USING THE INFORMATION -
[1] From the interview with Frank Sonnenberg, print the passage that begins at the words "In our interview" and ends after the words "his latest book.", with no changes.
[2] Translate this sentence from the interview with Frank Sonnenberg into Spanish: "Dave never had to pull rank or resort to command and control to get results."

Unleash the Power of Moral Character


Frank Sonnenberg, an award-winning author and advocate for personal values and responsibility, has written 11 books, including his latest, BECOME: Unleash the Power of Moral Character and Be Proud of the Life You Choose[/amazon]. Named one of “America’s Top 100 Thought Leaders” and one of “America’s Most Influential Small Business Experts,” Frank’s influence extends through his writing, consulting, and his popular blog, FrankSonnenbergOnline.

In our interview about his latest book, we explore Frank’s insights on moral character and how individuals can lead fulfilling lives by embracing strong values. He shares his journey and the essence of living a life of integrity, offering practical advice from his latest book.


Frank, your book emphasizes the transformative power of moral character. Can you share a personal story where you witnessed a leader’s moral character directly influence their team’s success or failure? 

Some folks think it doesn’t matter what management style you use as long as you achieve your goals. They assume that being an authoritarian, tyrant, bully, control freak (use any label you want) won’t come back to haunt you one day. The truth is that real power isn’t the result of controlling people; it’s created by empowering folks and forging commitment, leading by example, and providing meaning and purpose. By its very nature, there’s no need to force people into compliance. When people follow orders, they go through the motions…but when they have a vested interest in the outcome, they follow their heart.

I consider myself extremely blessed to have reported to David A. Tierno, former Senior Partner, Management Consulting Group, Ernst and Young (EY), for over a decade. Dave was an incredibly effective leader, but what made Dave so special was how he achieved success. Some people talk about honor and integrity; others lead by example. Dave never had to pull rank or resort to command and control to get results. He led Ernst & Young’s Management Consulting Group to new heights because he was knowledgeable, admired, trusted, and respected. I haven’t worked for Dave in over 30 years and I, like so many others, would still move heaven and earth for him.

EXTRACTED INFORMATION -
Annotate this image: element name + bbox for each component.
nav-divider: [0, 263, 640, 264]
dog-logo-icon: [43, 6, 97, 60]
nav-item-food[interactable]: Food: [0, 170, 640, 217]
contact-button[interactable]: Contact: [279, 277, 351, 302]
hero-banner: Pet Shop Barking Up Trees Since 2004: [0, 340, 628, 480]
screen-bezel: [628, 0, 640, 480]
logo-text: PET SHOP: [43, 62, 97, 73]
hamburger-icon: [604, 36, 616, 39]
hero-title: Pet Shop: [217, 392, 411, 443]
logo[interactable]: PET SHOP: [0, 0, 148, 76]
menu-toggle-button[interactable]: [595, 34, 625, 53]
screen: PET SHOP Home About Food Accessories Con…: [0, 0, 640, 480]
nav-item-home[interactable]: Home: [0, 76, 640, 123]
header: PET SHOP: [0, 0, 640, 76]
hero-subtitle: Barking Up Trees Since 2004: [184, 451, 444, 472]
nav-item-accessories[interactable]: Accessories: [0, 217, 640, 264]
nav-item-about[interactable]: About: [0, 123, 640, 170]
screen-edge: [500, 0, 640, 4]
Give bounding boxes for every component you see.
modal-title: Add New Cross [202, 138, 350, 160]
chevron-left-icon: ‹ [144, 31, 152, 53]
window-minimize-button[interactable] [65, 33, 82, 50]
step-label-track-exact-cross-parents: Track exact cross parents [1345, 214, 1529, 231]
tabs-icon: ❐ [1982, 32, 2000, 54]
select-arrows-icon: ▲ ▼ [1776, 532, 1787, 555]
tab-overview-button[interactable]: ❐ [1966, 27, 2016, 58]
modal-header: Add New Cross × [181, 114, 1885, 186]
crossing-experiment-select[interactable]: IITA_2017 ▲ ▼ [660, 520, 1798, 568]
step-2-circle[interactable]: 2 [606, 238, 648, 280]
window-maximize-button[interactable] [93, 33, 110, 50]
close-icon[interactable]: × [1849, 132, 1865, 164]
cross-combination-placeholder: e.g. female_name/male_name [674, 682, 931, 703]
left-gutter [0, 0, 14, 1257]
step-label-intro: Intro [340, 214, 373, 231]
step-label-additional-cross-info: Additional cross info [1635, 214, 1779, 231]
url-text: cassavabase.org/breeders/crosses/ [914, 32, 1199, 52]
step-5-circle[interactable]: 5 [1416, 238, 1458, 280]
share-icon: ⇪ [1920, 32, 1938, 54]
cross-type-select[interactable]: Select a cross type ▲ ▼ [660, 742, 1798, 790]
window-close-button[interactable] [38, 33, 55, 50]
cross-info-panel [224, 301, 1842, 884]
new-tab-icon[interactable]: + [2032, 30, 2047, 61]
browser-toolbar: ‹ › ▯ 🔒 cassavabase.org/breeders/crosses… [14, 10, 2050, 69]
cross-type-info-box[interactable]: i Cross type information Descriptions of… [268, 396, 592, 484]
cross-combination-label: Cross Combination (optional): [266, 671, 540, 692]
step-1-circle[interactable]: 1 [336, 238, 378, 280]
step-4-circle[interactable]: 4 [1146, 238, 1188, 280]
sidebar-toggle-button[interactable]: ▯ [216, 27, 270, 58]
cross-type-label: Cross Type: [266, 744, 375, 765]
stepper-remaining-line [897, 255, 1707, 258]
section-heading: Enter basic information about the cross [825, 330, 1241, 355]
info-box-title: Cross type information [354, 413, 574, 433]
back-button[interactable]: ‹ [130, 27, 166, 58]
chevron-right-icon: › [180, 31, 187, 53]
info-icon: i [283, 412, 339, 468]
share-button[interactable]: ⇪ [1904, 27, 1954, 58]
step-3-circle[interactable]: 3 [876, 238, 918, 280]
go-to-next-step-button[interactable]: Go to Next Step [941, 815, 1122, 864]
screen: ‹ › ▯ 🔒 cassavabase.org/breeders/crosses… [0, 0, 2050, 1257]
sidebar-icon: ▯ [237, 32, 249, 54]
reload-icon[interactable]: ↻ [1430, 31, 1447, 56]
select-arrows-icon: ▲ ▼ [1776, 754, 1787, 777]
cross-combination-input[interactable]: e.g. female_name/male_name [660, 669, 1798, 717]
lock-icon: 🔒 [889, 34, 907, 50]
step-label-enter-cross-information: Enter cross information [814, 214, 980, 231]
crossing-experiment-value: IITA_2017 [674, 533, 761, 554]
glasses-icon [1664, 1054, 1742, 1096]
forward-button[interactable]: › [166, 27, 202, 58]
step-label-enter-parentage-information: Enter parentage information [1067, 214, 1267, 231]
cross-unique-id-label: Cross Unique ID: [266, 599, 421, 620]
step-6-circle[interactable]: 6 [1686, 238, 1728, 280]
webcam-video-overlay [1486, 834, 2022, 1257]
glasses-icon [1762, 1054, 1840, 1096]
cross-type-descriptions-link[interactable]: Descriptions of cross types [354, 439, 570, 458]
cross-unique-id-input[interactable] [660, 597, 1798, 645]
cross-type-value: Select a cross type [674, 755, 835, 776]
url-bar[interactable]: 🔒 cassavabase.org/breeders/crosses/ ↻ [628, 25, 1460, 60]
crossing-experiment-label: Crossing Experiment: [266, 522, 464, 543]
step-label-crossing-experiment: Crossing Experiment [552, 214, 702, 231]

RESULTS FOR EACH TASK -
[1]
In our interview about his latest book, we explore Frank’s insights on moral character and how individuals can lead fulfilling lives by embracing strong values. He shares his journey and the essence of living a life of integrity, offering practical advice from his latest book.

[2] Dave nunca tuvo que imponer su rango ni recurrir al mando y control para obtener resultados.